Aim of the task - Copy each line exactly.

[Records from a collection of figures]
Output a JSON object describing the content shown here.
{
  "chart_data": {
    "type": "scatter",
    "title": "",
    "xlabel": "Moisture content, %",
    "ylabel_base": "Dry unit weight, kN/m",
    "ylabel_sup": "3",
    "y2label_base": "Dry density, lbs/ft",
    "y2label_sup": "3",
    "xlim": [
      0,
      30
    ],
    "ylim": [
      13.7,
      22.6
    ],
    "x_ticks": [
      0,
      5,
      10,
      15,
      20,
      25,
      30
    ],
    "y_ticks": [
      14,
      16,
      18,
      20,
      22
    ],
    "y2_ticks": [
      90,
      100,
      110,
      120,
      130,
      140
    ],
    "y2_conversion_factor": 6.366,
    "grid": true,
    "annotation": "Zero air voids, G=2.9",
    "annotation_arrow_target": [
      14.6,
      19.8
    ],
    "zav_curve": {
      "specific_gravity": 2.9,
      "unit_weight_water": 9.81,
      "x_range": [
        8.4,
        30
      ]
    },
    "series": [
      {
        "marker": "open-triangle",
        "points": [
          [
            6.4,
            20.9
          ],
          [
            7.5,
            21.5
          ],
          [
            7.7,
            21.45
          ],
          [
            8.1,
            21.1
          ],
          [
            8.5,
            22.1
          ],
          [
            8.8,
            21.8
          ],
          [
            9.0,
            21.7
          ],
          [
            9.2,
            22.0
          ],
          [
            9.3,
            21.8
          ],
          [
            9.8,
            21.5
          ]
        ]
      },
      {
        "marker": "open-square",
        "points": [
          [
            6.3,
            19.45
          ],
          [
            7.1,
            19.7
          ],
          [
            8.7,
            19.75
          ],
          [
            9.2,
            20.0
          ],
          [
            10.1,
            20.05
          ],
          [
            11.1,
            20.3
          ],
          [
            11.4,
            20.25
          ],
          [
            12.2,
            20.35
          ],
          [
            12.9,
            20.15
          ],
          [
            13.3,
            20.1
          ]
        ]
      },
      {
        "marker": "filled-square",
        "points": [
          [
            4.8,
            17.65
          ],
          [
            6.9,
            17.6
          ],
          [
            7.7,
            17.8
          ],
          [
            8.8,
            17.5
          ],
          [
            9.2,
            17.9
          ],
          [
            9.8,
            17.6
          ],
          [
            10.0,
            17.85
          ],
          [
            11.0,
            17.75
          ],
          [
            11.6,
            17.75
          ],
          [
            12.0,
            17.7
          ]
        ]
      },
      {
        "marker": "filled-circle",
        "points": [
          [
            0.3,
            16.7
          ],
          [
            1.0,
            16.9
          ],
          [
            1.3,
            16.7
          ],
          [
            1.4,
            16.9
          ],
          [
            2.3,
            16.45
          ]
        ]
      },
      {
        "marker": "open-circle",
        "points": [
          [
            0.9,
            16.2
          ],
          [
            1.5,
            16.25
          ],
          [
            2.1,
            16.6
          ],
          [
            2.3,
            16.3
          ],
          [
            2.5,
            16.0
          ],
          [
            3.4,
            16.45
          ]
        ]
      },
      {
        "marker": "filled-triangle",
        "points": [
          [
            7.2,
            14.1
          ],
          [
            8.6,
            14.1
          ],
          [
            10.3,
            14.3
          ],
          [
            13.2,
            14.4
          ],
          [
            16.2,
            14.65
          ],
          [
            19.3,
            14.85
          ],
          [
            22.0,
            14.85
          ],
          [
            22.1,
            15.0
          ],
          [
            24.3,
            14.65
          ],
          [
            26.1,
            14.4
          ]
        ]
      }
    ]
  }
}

Final result -
Output a JSON object describing the content shown here.
{
  "chart_data": {
    "type": "scatter",
    "title": "",
    "xlabel": "Moisture content, %",
    "ylabel_base": "Dry unit weight, kN/m",
    "ylabel_sup": "3",
    "y2label_base": "Dry density, lbs/ft",
    "y2label_sup": "3",
    "xlim": [
      0,
      30
    ],
    "ylim": [
      13.7,
      22.6
    ],
    "x_ticks": [
      0,
      5,
      10,
      15,
      20,
      25,
      30
    ],
    "y_ticks": [
      14,
      16,
      18,
      20,
      22
    ],
    "y2_ticks": [
      90,
      100,
      110,
      120,
      130,
      140
    ],
    "y2_conversion_factor": 6.366,
    "grid": true,
    "annotation": "Zero air voids, G=2.9",
    "annotation_arrow_target": [
      14.6,
      19.8
    ],
    "zav_curve": {
      "specific_gravity": 2.9,
      "unit_weight_water": 9.81,
      "x_range": [
        8.4,
        30
      ]
    },
    "series": [
      {
        "marker": "open-triangle",
        "points": [
          [
            6.4,
            20.9
          ],
          [
            7.5,
            21.5
          ],
          [
            7.7,
            21.45
          ],
          [
            8.1,
            21.1
          ],
          [
            8.5,
            22.1
          ],
          [
            8.8,
            21.8
          ],
          [
            9.0,
            21.7
          ],
          [
            9.2,
            22.0
          ],
          [
            9.3,
            21.8
          ],
          [
            9.8,
            21.5
          ]
        ]
      },
      {
        "marker": "open-square",
        "points": [
          [
            6.3,
            19.45
          ],
          [
            7.1,
            19.7
          ],
          [
            8.7,
            19.75
          ],
          [
            9.2,
            20.0
          ],
          [
            10.1,
            20.05
          ],
          [
            11.1,
            20.3
          ],
          [
            11.4,
            20.25
          ],
          [
            12.2,
            20.35
          ],
          [
            12.9,
            20.15
          ],
          [
            13.3,
            20.1
          ]
        ]
      },
      {
        "marker": "filled-square",
        "points": [
          [
            4.8,
            17.65
          ],
          [
            6.9,
            17.6
          ],
          [
            7.7,
            17.8
          ],
          [
            8.8,
            17.5
          ],
          [
            9.2,
            17.9
          ],
          [
            9.8,
            17.6
          ],
          [
            10.0,
            17.85
          ],
          [
            11.0,
            17.75
          ],
          [
            11.6,
            17.75
          ],
          [
            12.0,
            17.7
          ]
        ]
      },
      {
        "marker": "filled-circle",
        "points": [
          [
            0.3,
            16.7
          ],
          [
            1.0,
            16.9
          ],
          [
            1.3,
            16.7
          ],
          [
            1.4,
            16.9
          ],
          [
            2.3,
            16.45
          ]
        ]
      },
      {
        "marker": "open-circle",
        "points": [
          [
            0.9,
            16.2
          ],
          [
            1.5,
            16.25
          ],
          [
            2.1,
            16.6
          ],
          [
            2.3,
            16.3
          ],
          [
            2.5,
            16.0
          ],
          [
            3.4,
            16.45
          ]
        ]
      },
      {
        "marker": "filled-triangle",
        "points": [
          [
            7.2,
            14.1
          ],
          [
            8.6,
            14.1
          ],
          [
            10.3,
            14.3
          ],
          [
            13.2,
            14.4
          ],
          [
            16.2,
            14.65
          ],
          [
            19.3,
            14.85
          ],
          [
            22.0,
            14.85
          ],
          [
            22.1,
            15.0
          ],
          [
            24.3,
            14.65
          ],
          [
            26.1,
            14.4
          ]
        ]
      }
    ]
  }
}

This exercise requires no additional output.